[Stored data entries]

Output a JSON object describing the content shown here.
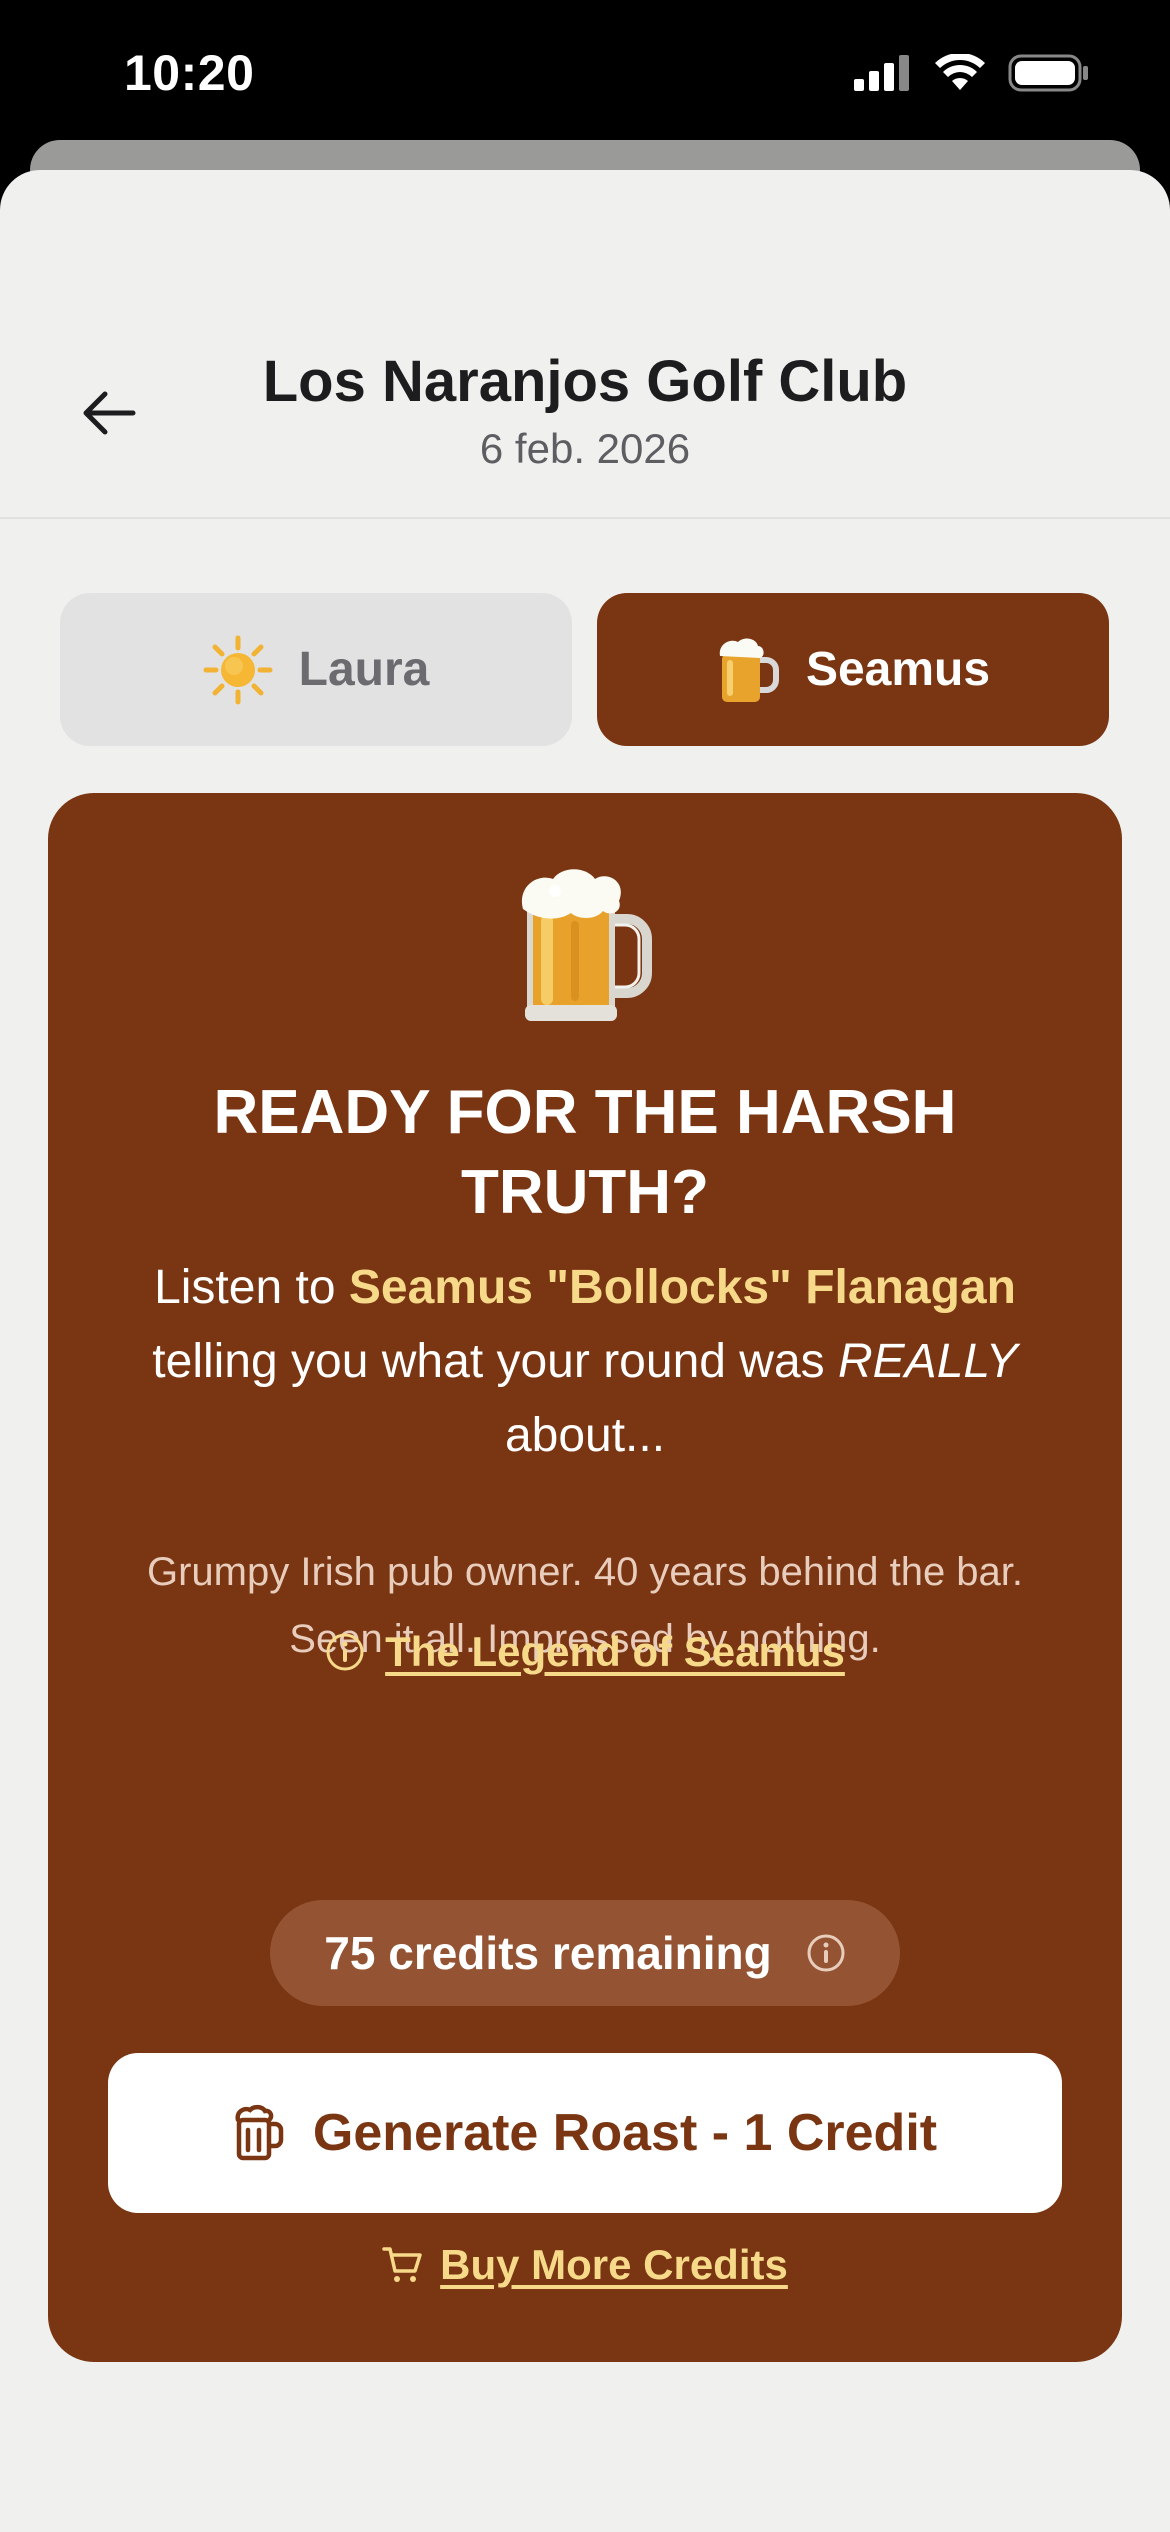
{
  "status_bar": {
    "time": "10:20"
  },
  "header": {
    "title": "Los Naranjos Golf Club",
    "date": "6 feb. 2026"
  },
  "tabs": [
    {
      "label": "Laura",
      "icon": "sun-icon",
      "selected": false
    },
    {
      "label": "Seamus",
      "icon": "beer-icon",
      "selected": true
    }
  ],
  "card": {
    "icon": "beer-mug-icon",
    "heading": "READY FOR THE HARSH TRUTH?",
    "desc_prefix": "Listen to ",
    "desc_name": "Seamus \"Bollocks\" Flanagan",
    "desc_middle": " telling you what your round was ",
    "desc_emphasis": "REALLY",
    "desc_suffix": " about...",
    "bio_line1": "Grumpy Irish pub owner. 40 years behind the bar.",
    "bio_line2": "Seen it all. Impressed by nothing.",
    "legend_link": "The Legend of Seamus",
    "credits_text": "75 credits remaining",
    "generate_button": "Generate Roast - 1 Credit",
    "buy_link": "Buy More Credits"
  },
  "colors": {
    "accent_brown": "#7a3512",
    "link_yellow": "#f7d98a",
    "background": "#f0f1ef"
  }
}
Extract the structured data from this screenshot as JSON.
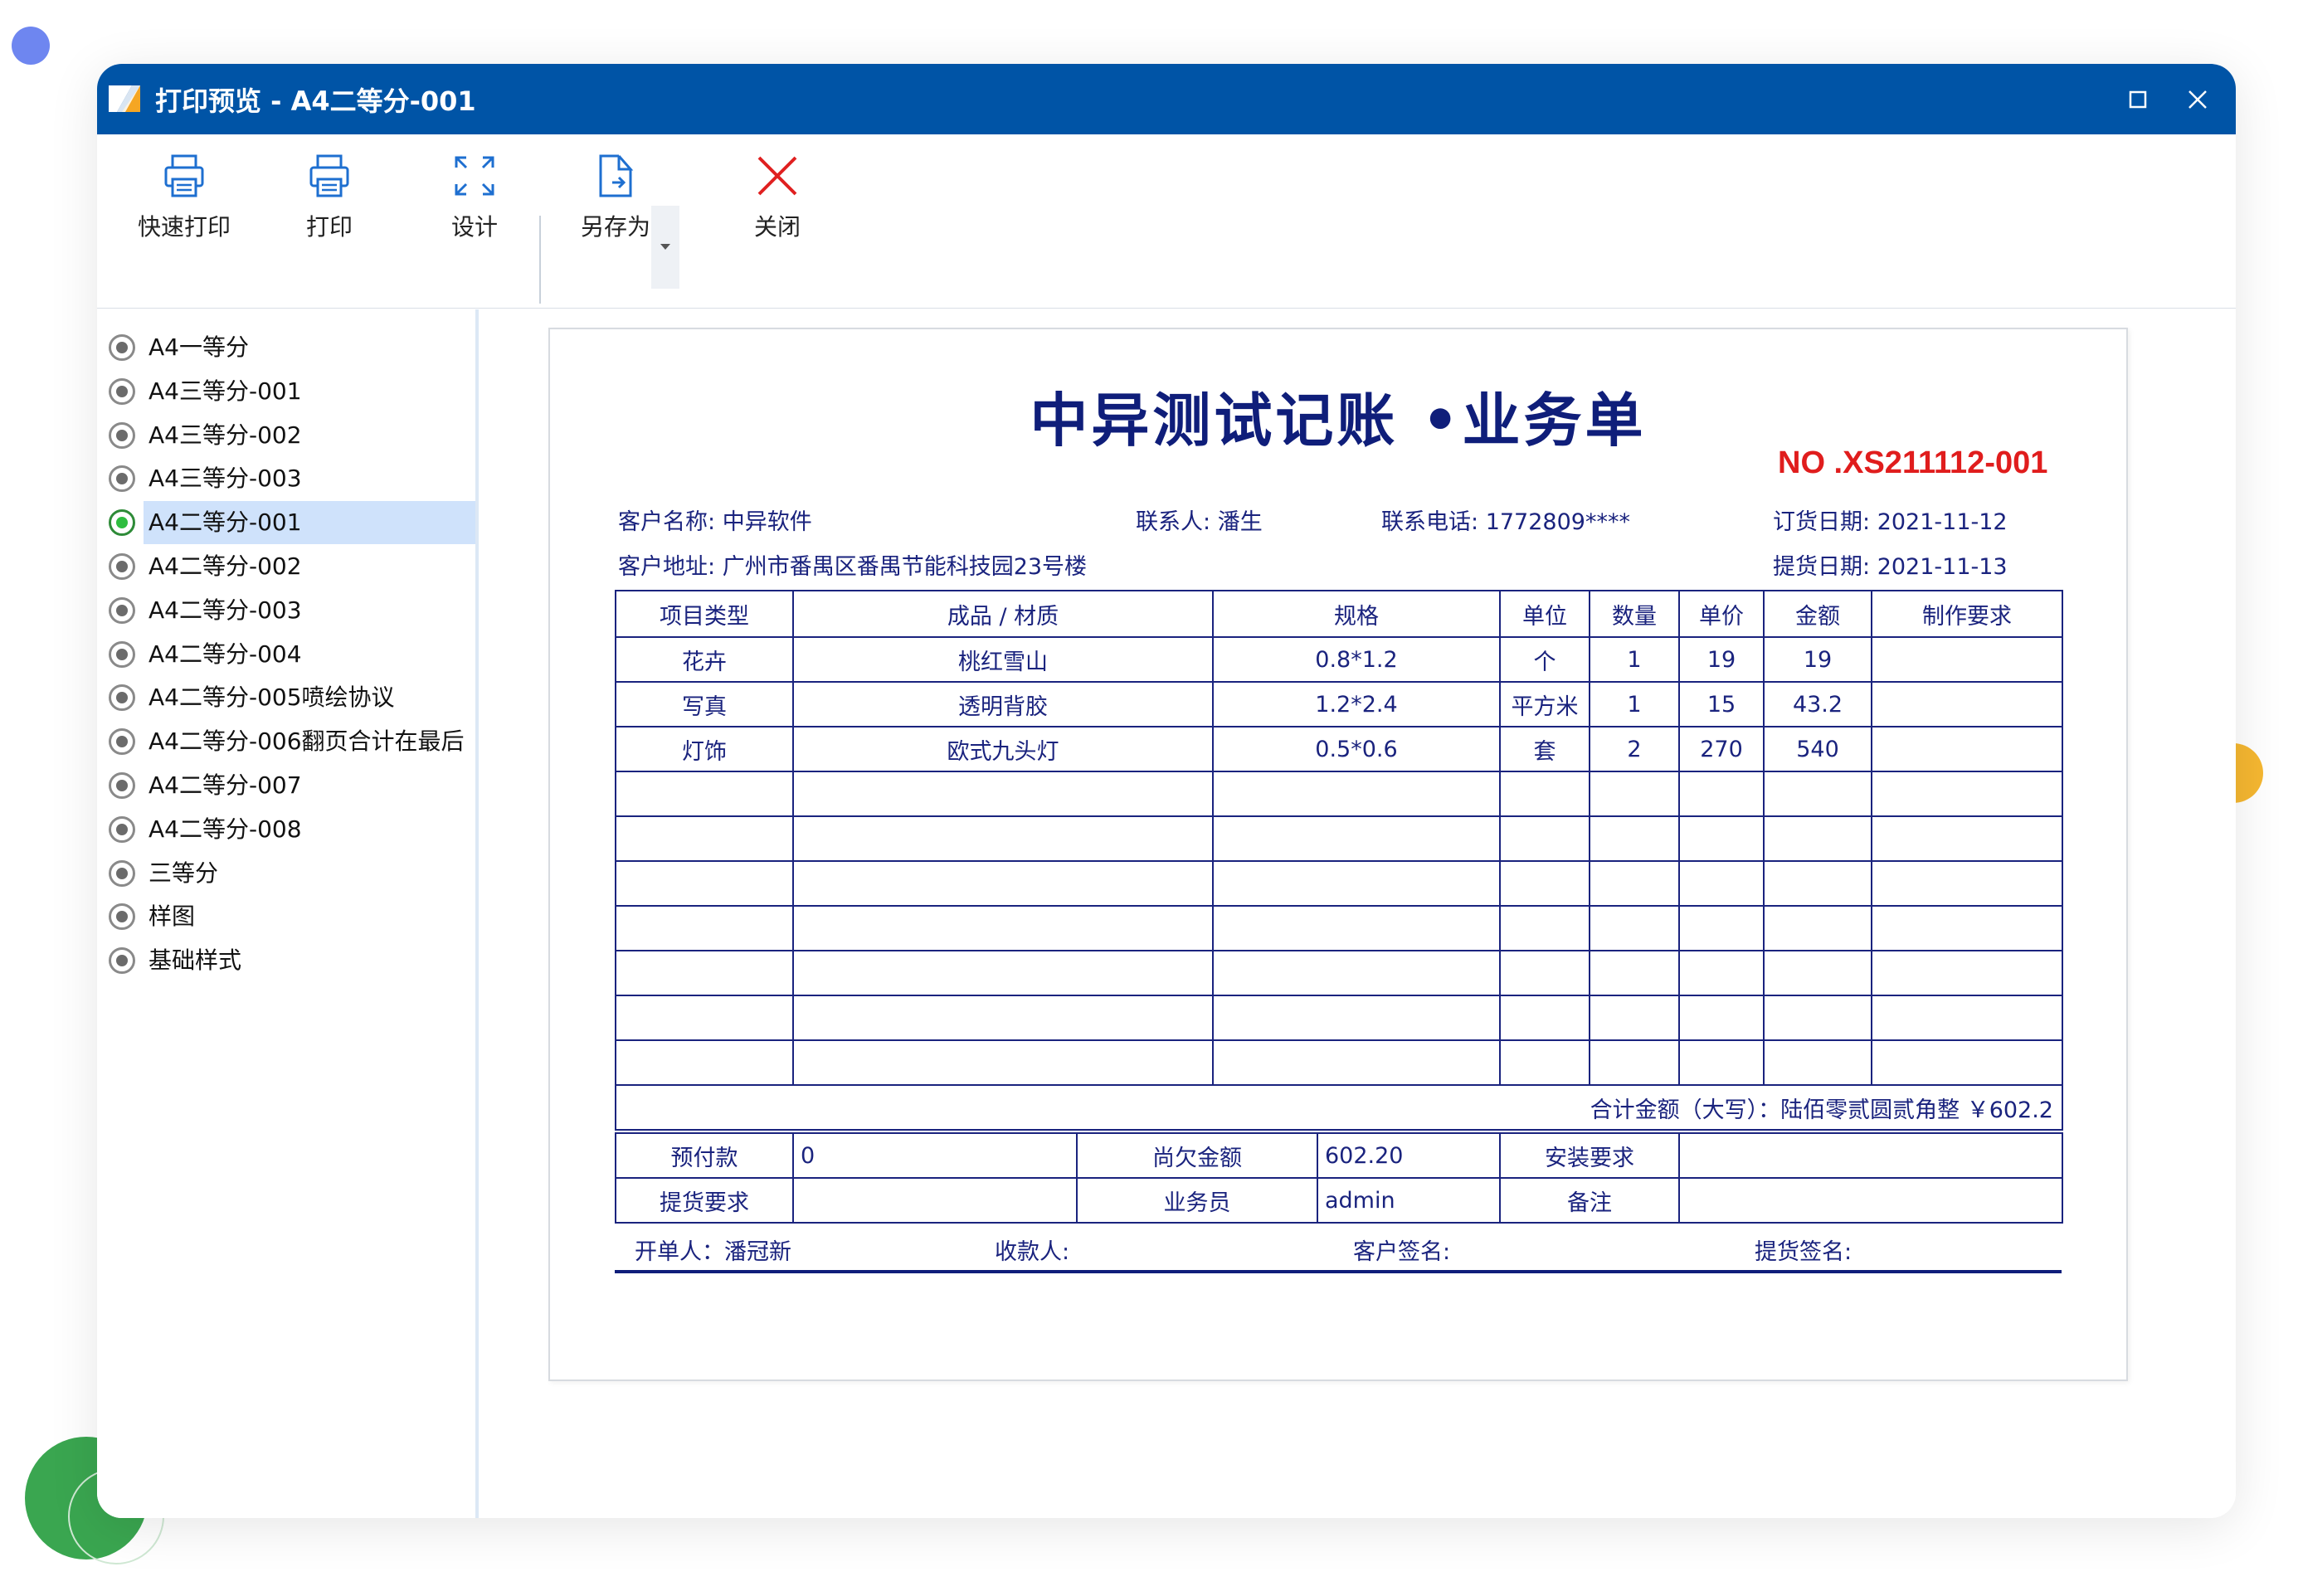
{
  "window": {
    "title": "打印预览 - A4二等分-001",
    "accent": "#0054a6"
  },
  "toolbar": {
    "quick_print": "快速打印",
    "print": "打印",
    "design": "设计",
    "save_as": "另存为",
    "close": "关闭"
  },
  "sidebar": {
    "items": [
      "A4一等分",
      "A4三等分-001",
      "A4三等分-002",
      "A4三等分-003",
      "A4二等分-001",
      "A4二等分-002",
      "A4二等分-003",
      "A4二等分-004",
      "A4二等分-005喷绘协议",
      "A4二等分-006翻页合计在最后",
      "A4二等分-007",
      "A4二等分-008",
      "三等分",
      "样图",
      "基础样式"
    ],
    "selected_index": 4
  },
  "document": {
    "title": "中异测试记账 •业务单",
    "number": "NO .XS211112-001",
    "customer_name_label": "客户名称:",
    "customer_name": "中异软件",
    "contact_label": "联系人:",
    "contact": "潘生",
    "phone_label": "联系电话:",
    "phone": "1772809****",
    "order_date_label": "订货日期:",
    "order_date": "2021-11-12",
    "address_label": "客户地址:",
    "address": "广州市番禺区番禺节能科技园23号楼",
    "pickup_date_label": "提货日期:",
    "pickup_date": "2021-11-13",
    "columns": [
      "项目类型",
      "成品 / 材质",
      "规格",
      "单位",
      "数量",
      "单价",
      "金额",
      "制作要求"
    ],
    "rows": [
      [
        "花卉",
        "桃红雪山",
        "0.8*1.2",
        "个",
        "1",
        "19",
        "19",
        ""
      ],
      [
        "写真",
        "透明背胶",
        "1.2*2.4",
        "平方米",
        "1",
        "15",
        "43.2",
        ""
      ],
      [
        "灯饰",
        "欧式九头灯",
        "0.5*0.6",
        "套",
        "2",
        "270",
        "540",
        ""
      ]
    ],
    "empty_rows": 7,
    "total_text": "合计金额（大写）：陆佰零贰圆贰角整 ￥602.2",
    "prepay_label": "预付款",
    "prepay": "0",
    "owed_label": "尚欠金额",
    "owed": "602.20",
    "install_label": "安装要求",
    "install": "",
    "pickup_req_label": "提货要求",
    "pickup_req": "",
    "salesman_label": "业务员",
    "salesman": "admin",
    "remark_label": "备注",
    "remark": "",
    "issuer": "开单人：潘冠新",
    "payee": "收款人:",
    "customer_sign": "客户签名:",
    "pickup_sign": "提货签名:"
  }
}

OBJECTIVE - Make a word-for-word copy of the entries, without any pictures.

ANSWER TO THE EXERCISE -
Output a JSON object describing the content shown here.
{
  "status_bar": {
    "time": "10:20"
  },
  "header": {
    "title": "Los Naranjos Golf Club",
    "date": "6 feb. 2026"
  },
  "tabs": [
    {
      "label": "Laura",
      "icon": "sun-icon",
      "selected": false
    },
    {
      "label": "Seamus",
      "icon": "beer-icon",
      "selected": true
    }
  ],
  "card": {
    "icon": "beer-mug-icon",
    "heading": "READY FOR THE HARSH TRUTH?",
    "desc_prefix": "Listen to ",
    "desc_name": "Seamus \"Bollocks\" Flanagan",
    "desc_middle": " telling you what your round was ",
    "desc_emphasis": "REALLY",
    "desc_suffix": " about...",
    "bio_line1": "Grumpy Irish pub owner. 40 years behind the bar.",
    "bio_line2": "Seen it all. Impressed by nothing.",
    "legend_link": "The Legend of Seamus",
    "credits_text": "75 credits remaining",
    "generate_button": "Generate Roast - 1 Credit",
    "buy_link": "Buy More Credits"
  },
  "colors": {
    "accent_brown": "#7a3512",
    "link_yellow": "#f7d98a",
    "background": "#f0f1ef"
  }
}
Extract the structured data from this screenshot as JSON.
{
  "window": {
    "title": "打印预览 - A4二等分-001",
    "accent": "#0054a6"
  },
  "toolbar": {
    "quick_print": "快速打印",
    "print": "打印",
    "design": "设计",
    "save_as": "另存为",
    "close": "关闭"
  },
  "sidebar": {
    "items": [
      "A4一等分",
      "A4三等分-001",
      "A4三等分-002",
      "A4三等分-003",
      "A4二等分-001",
      "A4二等分-002",
      "A4二等分-003",
      "A4二等分-004",
      "A4二等分-005喷绘协议",
      "A4二等分-006翻页合计在最后",
      "A4二等分-007",
      "A4二等分-008",
      "三等分",
      "样图",
      "基础样式"
    ],
    "selected_index": 4
  },
  "document": {
    "title": "中异测试记账 •业务单",
    "number": "NO .XS211112-001",
    "customer_name_label": "客户名称:",
    "customer_name": "中异软件",
    "contact_label": "联系人:",
    "contact": "潘生",
    "phone_label": "联系电话:",
    "phone": "1772809****",
    "order_date_label": "订货日期:",
    "order_date": "2021-11-12",
    "address_label": "客户地址:",
    "address": "广州市番禺区番禺节能科技园23号楼",
    "pickup_date_label": "提货日期:",
    "pickup_date": "2021-11-13",
    "columns": [
      "项目类型",
      "成品 / 材质",
      "规格",
      "单位",
      "数量",
      "单价",
      "金额",
      "制作要求"
    ],
    "rows": [
      [
        "花卉",
        "桃红雪山",
        "0.8*1.2",
        "个",
        "1",
        "19",
        "19",
        ""
      ],
      [
        "写真",
        "透明背胶",
        "1.2*2.4",
        "平方米",
        "1",
        "15",
        "43.2",
        ""
      ],
      [
        "灯饰",
        "欧式九头灯",
        "0.5*0.6",
        "套",
        "2",
        "270",
        "540",
        ""
      ]
    ],
    "empty_rows": 7,
    "total_text": "合计金额（大写）：陆佰零贰圆贰角整 ￥602.2",
    "prepay_label": "预付款",
    "prepay": "0",
    "owed_label": "尚欠金额",
    "owed": "602.20",
    "install_label": "安装要求",
    "install": "",
    "pickup_req_label": "提货要求",
    "pickup_req": "",
    "salesman_label": "业务员",
    "salesman": "admin",
    "remark_label": "备注",
    "remark": "",
    "issuer": "开单人：潘冠新",
    "payee": "收款人:",
    "customer_sign": "客户签名:",
    "pickup_sign": "提货签名:"
  }
}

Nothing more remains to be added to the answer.